──────── INFORMATION GIVEN ────────
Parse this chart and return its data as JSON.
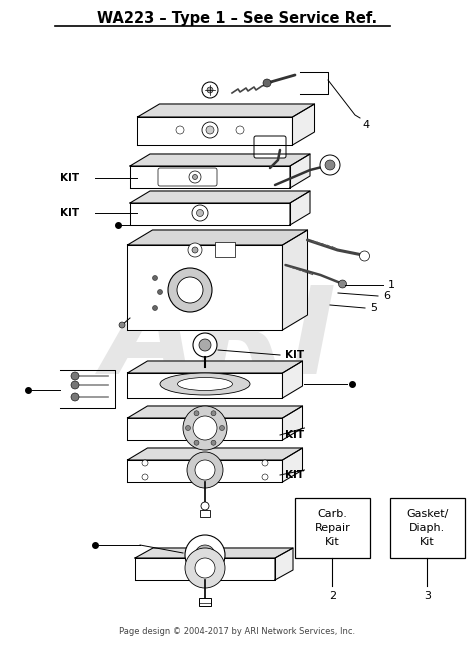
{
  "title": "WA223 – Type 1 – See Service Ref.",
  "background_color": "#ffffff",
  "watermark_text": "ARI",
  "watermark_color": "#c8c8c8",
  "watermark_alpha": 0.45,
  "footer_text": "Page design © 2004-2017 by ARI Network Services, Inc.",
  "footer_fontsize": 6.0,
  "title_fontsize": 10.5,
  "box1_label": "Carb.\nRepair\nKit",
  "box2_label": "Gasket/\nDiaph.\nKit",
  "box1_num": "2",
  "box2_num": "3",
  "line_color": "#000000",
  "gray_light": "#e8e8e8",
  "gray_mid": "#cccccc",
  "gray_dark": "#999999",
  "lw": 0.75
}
────────
— PROBLEM TO WORK ON —
Pictures are excluded; copy all other data exactly as shown.

— SOLUTION TO THE EXERCISE —
Parse this chart and return its data as JSON.
{
  "title": "WA223 – Type 1 – See Service Ref.",
  "background_color": "#ffffff",
  "watermark_text": "ARI",
  "watermark_color": "#c8c8c8",
  "watermark_alpha": 0.45,
  "footer_text": "Page design © 2004-2017 by ARI Network Services, Inc.",
  "footer_fontsize": 6.0,
  "title_fontsize": 10.5,
  "box1_label": "Carb.\nRepair\nKit",
  "box2_label": "Gasket/\nDiaph.\nKit",
  "box1_num": "2",
  "box2_num": "3",
  "line_color": "#000000",
  "gray_light": "#e8e8e8",
  "gray_mid": "#cccccc",
  "gray_dark": "#999999",
  "lw": 0.75
}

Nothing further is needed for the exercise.